Prompt
Only the pictures are omitted; repeat all other data exactly.
--- Start ---
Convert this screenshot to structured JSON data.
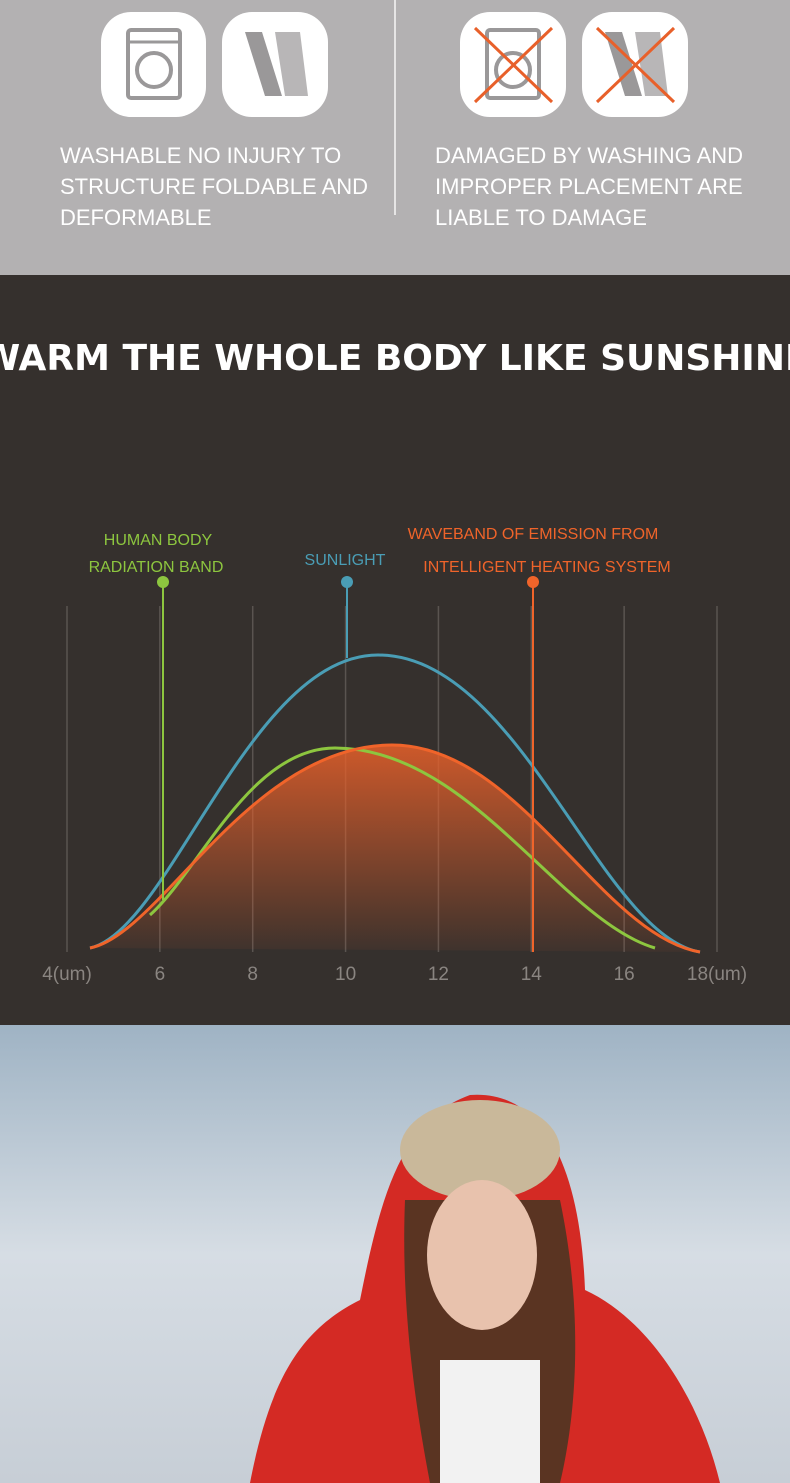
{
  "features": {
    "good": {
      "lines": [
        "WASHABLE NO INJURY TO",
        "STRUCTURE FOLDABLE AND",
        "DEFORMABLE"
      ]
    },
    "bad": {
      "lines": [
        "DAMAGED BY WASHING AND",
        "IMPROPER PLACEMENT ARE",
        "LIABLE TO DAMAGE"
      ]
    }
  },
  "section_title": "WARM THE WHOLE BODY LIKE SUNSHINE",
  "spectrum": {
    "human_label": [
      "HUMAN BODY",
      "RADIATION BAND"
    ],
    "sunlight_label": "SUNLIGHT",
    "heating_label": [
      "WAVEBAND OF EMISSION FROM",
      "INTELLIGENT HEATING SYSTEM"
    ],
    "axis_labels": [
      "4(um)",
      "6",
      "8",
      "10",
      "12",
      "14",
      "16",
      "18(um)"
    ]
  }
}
--- End ---
Result of this task
Convert this screenshot to structured JSON data.
{
  "features": {
    "good": {
      "lines": [
        "WASHABLE NO INJURY TO",
        "STRUCTURE FOLDABLE AND",
        "DEFORMABLE"
      ]
    },
    "bad": {
      "lines": [
        "DAMAGED BY WASHING AND",
        "IMPROPER PLACEMENT ARE",
        "LIABLE TO DAMAGE"
      ]
    }
  },
  "section_title": "WARM THE WHOLE BODY LIKE SUNSHINE",
  "spectrum": {
    "human_label": [
      "HUMAN BODY",
      "RADIATION BAND"
    ],
    "sunlight_label": "SUNLIGHT",
    "heating_label": [
      "WAVEBAND OF EMISSION FROM",
      "INTELLIGENT HEATING SYSTEM"
    ],
    "axis_labels": [
      "4(um)",
      "6",
      "8",
      "10",
      "12",
      "14",
      "16",
      "18(um)"
    ]
  }
}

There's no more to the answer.